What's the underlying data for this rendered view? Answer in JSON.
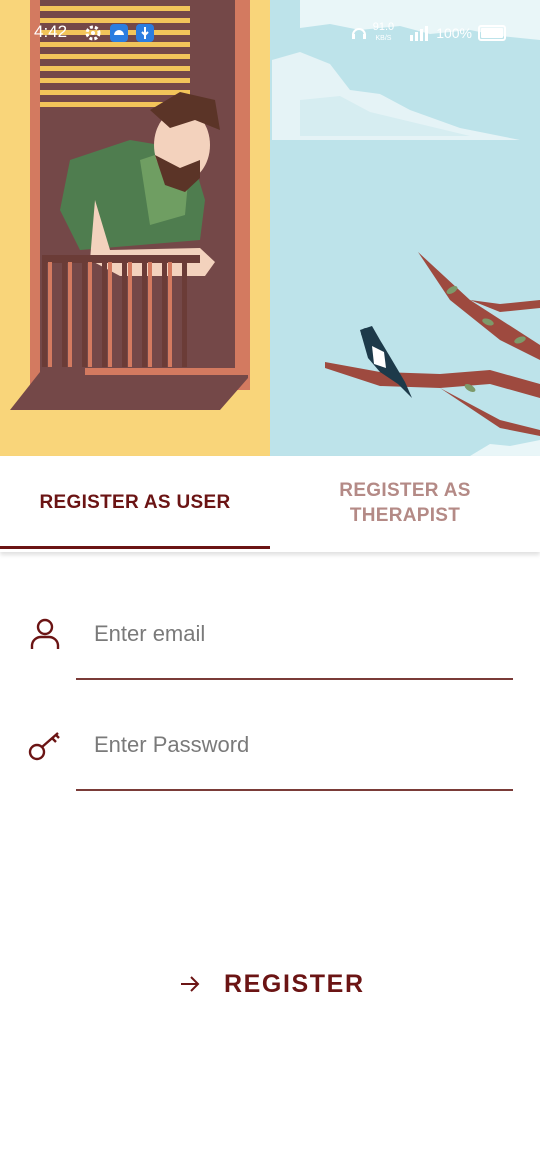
{
  "status_bar": {
    "time": "4:42",
    "speed": "91.0",
    "speed_unit": "KB/S",
    "battery": "100%"
  },
  "tabs": [
    {
      "label": "REGISTER AS USER",
      "selected": true
    },
    {
      "label": "REGISTER AS THERAPIST",
      "selected": false
    }
  ],
  "form": {
    "email_placeholder": "Enter email",
    "password_placeholder": "Enter Password",
    "register_label": "REGISTER"
  },
  "colors": {
    "accent": "#6b1414",
    "inactive_tab": "#b48a86",
    "underline": "#7a3b38"
  },
  "icons": [
    "settings-icon",
    "android-icon",
    "usb-icon",
    "headset-icon",
    "signal-icon",
    "battery-icon",
    "person-icon",
    "key-icon",
    "arrow-right-icon"
  ]
}
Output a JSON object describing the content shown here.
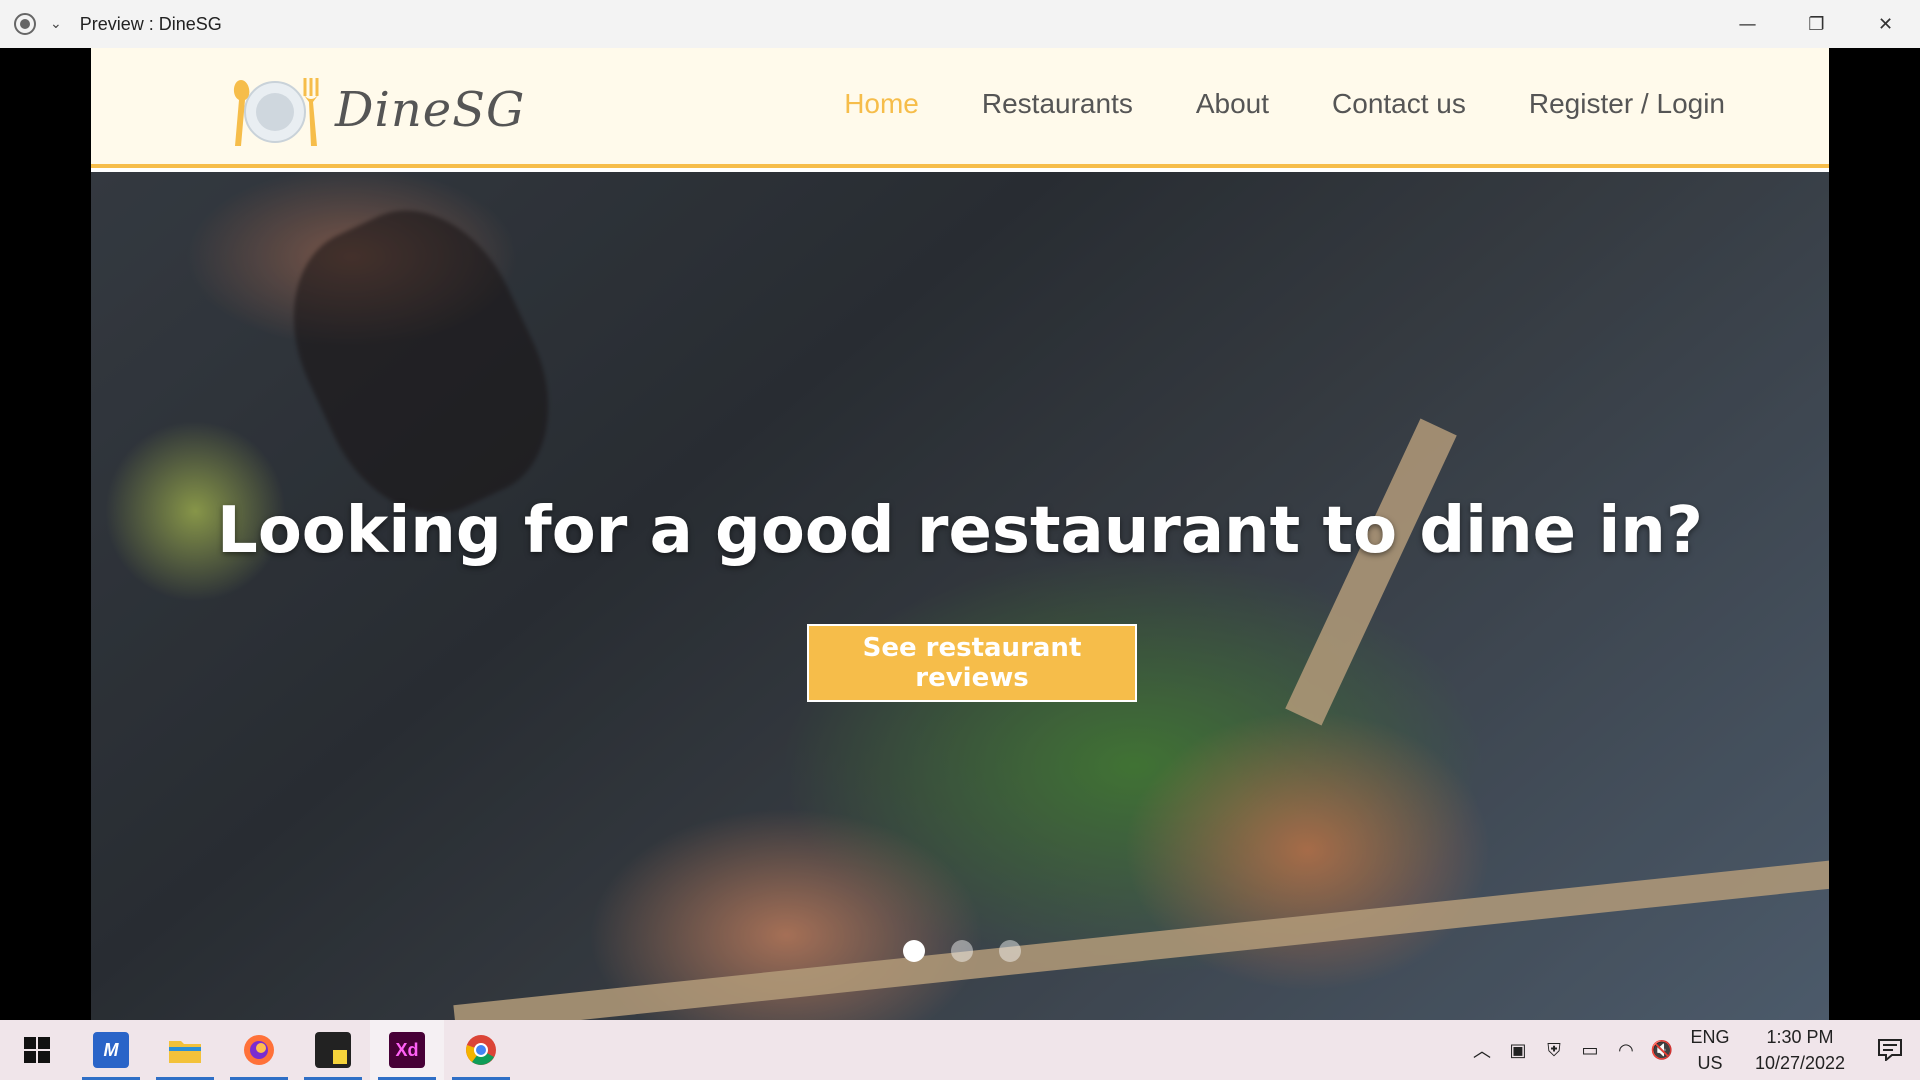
{
  "window": {
    "title": "Preview : DineSG",
    "controls": {
      "minimize": "—",
      "restore": "❐",
      "close": "✕"
    }
  },
  "site": {
    "logo_text": "DineSG",
    "nav": [
      {
        "label": "Home",
        "active": true
      },
      {
        "label": "Restaurants",
        "active": false
      },
      {
        "label": "About",
        "active": false
      },
      {
        "label": "Contact us",
        "active": false
      },
      {
        "label": "Register / Login",
        "active": false
      }
    ],
    "hero": {
      "title": "Looking for a good restaurant to dine in?",
      "cta": "See restaurant reviews",
      "slides": 3,
      "active_slide": 1
    },
    "colors": {
      "accent": "#f6bd4a",
      "nav_bg": "#fffaeb",
      "text": "#555555"
    }
  },
  "taskbar": {
    "apps": [
      {
        "name": "start",
        "icon": "windows-icon"
      },
      {
        "name": "ide",
        "icon": "ide-icon",
        "active": true
      },
      {
        "name": "file-explorer",
        "icon": "folder-icon",
        "active": true
      },
      {
        "name": "firefox",
        "icon": "firefox-icon",
        "active": true
      },
      {
        "name": "sticky-notes",
        "icon": "sticky-notes-icon",
        "active": true
      },
      {
        "name": "adobe-xd",
        "icon": "adobe-xd-icon",
        "label": "Xd",
        "active": true,
        "selected": true
      },
      {
        "name": "chrome",
        "icon": "chrome-icon",
        "active": true
      }
    ],
    "tray": {
      "lang_top": "ENG",
      "lang_bottom": "US",
      "time": "1:30 PM",
      "date": "10/27/2022"
    }
  }
}
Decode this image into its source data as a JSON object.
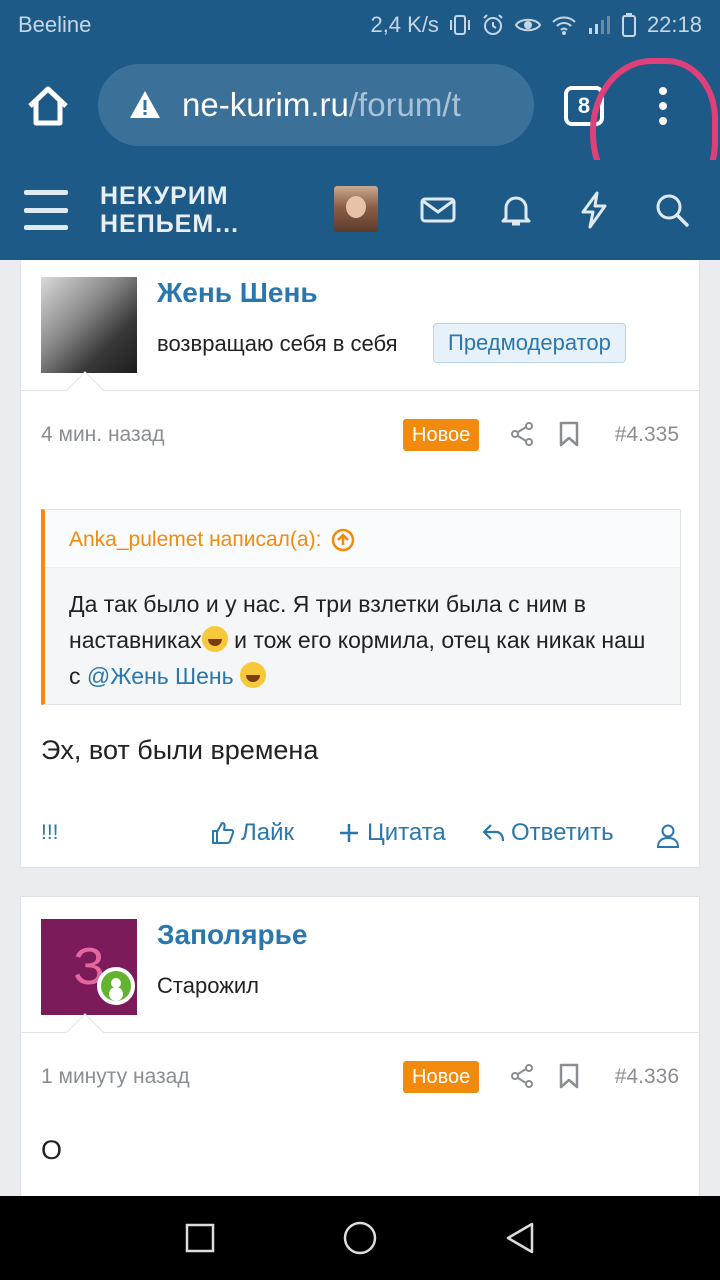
{
  "status_bar": {
    "carrier": "Beeline",
    "speed": "2,4 K/s",
    "time": "22:18"
  },
  "browser": {
    "url_domain": "ne-kurim.ru",
    "url_path": "/forum/t",
    "tab_count": "8"
  },
  "site": {
    "logo_line1": "НЕКУРИМ",
    "logo_line2": "НЕПЬЕМ…"
  },
  "posts": [
    {
      "author": "Жень Шень",
      "user_title": "возвращаю себя в себя",
      "badge": "Предмодератор",
      "time": "4 мин. назад",
      "new_label": "Новое",
      "number": "#4.335",
      "quote": {
        "header": "Anka_pulemet написал(а):",
        "text_part1": "Да так было и у нас. Я три взлетки была с ним в наставниках",
        "text_part2": " и тож его кормила, отец как никак наш с ",
        "mention": "@Жень Шень"
      },
      "message": "Эх, вот были времена",
      "actions": {
        "report": "!!!",
        "like": "Лайк",
        "quote": "Цитата",
        "reply": "Ответить"
      }
    },
    {
      "author": "Заполярье",
      "avatar_letter": "З",
      "user_title": "Старожил",
      "time": "1 минуту назад",
      "new_label": "Новое",
      "number": "#4.336",
      "message": "О"
    }
  ],
  "colors": {
    "header_bg": "#1d5a88",
    "link": "#2a77ad",
    "new_badge": "#f28a0d",
    "highlight": "#e0407a"
  }
}
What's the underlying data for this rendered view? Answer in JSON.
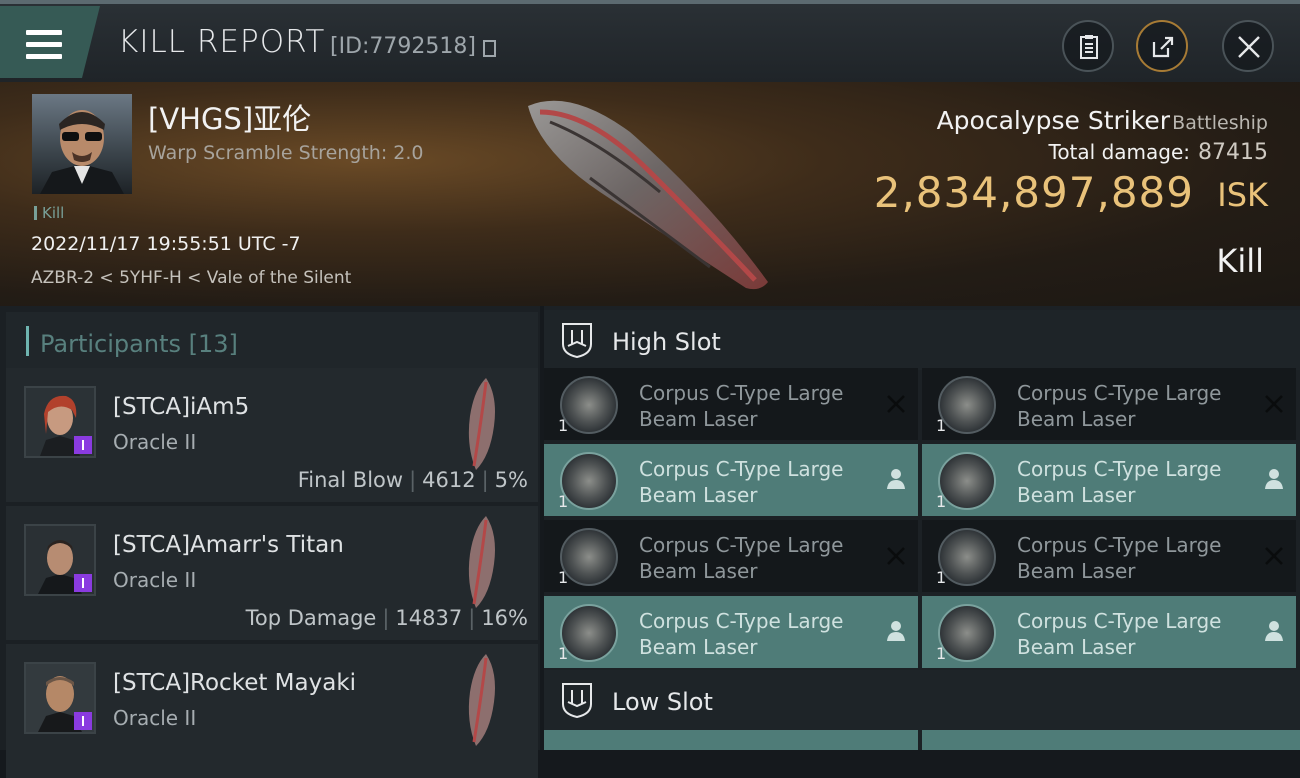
{
  "header": {
    "title": "KILL REPORT",
    "report_id": "[ID:7792518]"
  },
  "victim": {
    "name": "[VHGS]亚伦",
    "warp_scramble": "Warp Scramble Strength: 2.0",
    "tag": "Kill",
    "datetime": "2022/11/17 19:55:51 UTC -7",
    "location": "AZBR-2 < 5YHF-H < Vale of the Silent"
  },
  "ship": {
    "name": "Apocalypse Striker",
    "class": "Battleship",
    "total_damage_label": "Total damage:",
    "total_damage": "87415",
    "isk_value": "2,834,897,889",
    "isk_unit": "ISK",
    "result": "Kill"
  },
  "participants": {
    "label": "Participants",
    "count": "[13]",
    "items": [
      {
        "name": "[STCA]iAm5",
        "ship": "Oracle II",
        "role": "Final Blow",
        "damage": "4612",
        "percent": "5%"
      },
      {
        "name": "[STCA]Amarr's Titan",
        "ship": "Oracle II",
        "role": "Top Damage",
        "damage": "14837",
        "percent": "16%"
      },
      {
        "name": "[STCA]Rocket Mayaki",
        "ship": "Oracle II"
      }
    ]
  },
  "slots": {
    "high_label": "High Slot",
    "low_label": "Low Slot",
    "modules": [
      {
        "line1": "Corpus C-Type Large",
        "line2": "Beam Laser",
        "qty": "1",
        "status": "destroyed"
      },
      {
        "line1": "Corpus C-Type Large",
        "line2": "Beam Laser",
        "qty": "1",
        "status": "destroyed"
      },
      {
        "line1": "Corpus C-Type Large",
        "line2": "Beam Laser",
        "qty": "1",
        "status": "dropped"
      },
      {
        "line1": "Corpus C-Type Large",
        "line2": "Beam Laser",
        "qty": "1",
        "status": "dropped"
      },
      {
        "line1": "Corpus C-Type Large",
        "line2": "Beam Laser",
        "qty": "1",
        "status": "destroyed"
      },
      {
        "line1": "Corpus C-Type Large",
        "line2": "Beam Laser",
        "qty": "1",
        "status": "destroyed"
      },
      {
        "line1": "Corpus C-Type Large",
        "line2": "Beam Laser",
        "qty": "1",
        "status": "dropped"
      },
      {
        "line1": "Corpus C-Type Large",
        "line2": "Beam Laser",
        "qty": "1",
        "status": "dropped"
      }
    ]
  },
  "colors": {
    "accent": "#6fb4b0",
    "isk": "#e9c27a",
    "dropped_row": "#4f7c78",
    "destroyed_row": "#14181b"
  }
}
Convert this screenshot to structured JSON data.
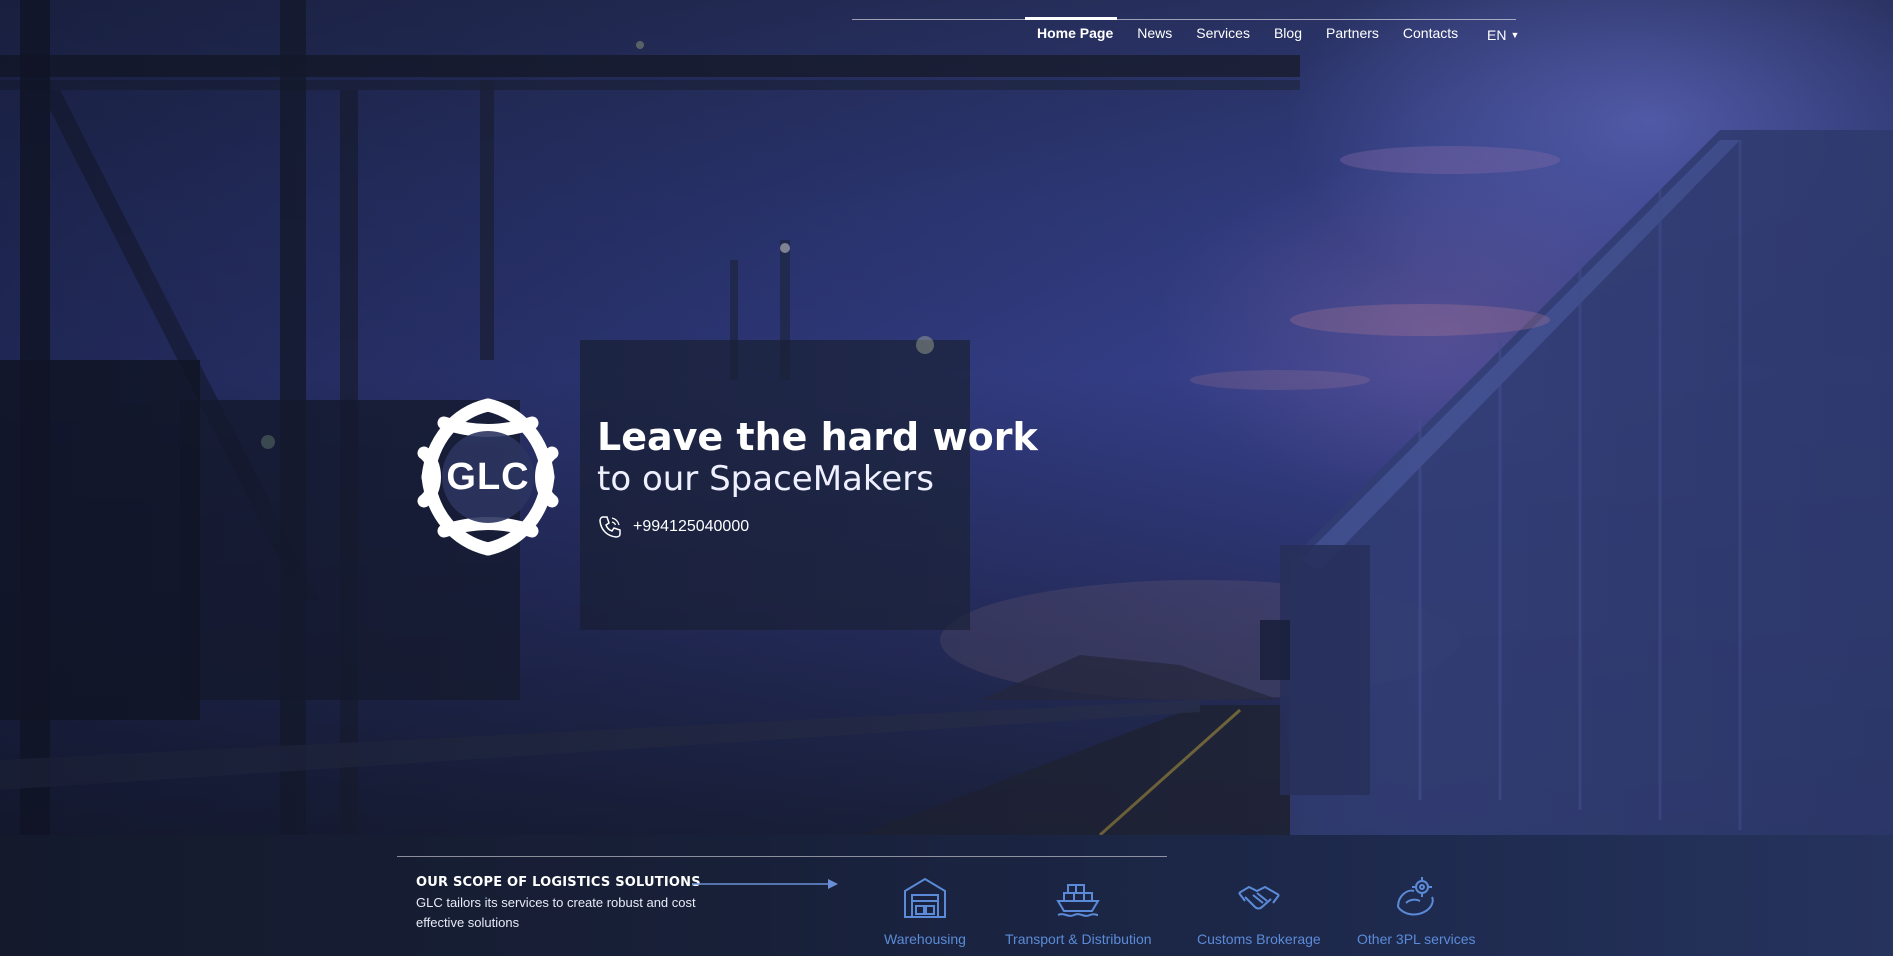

__WRITTEN REQUEST__
List the lines of the entries that include "selected".

__RESULT OF THE EXERCISE__
      "selected": true
      "selected": false
        "selected": true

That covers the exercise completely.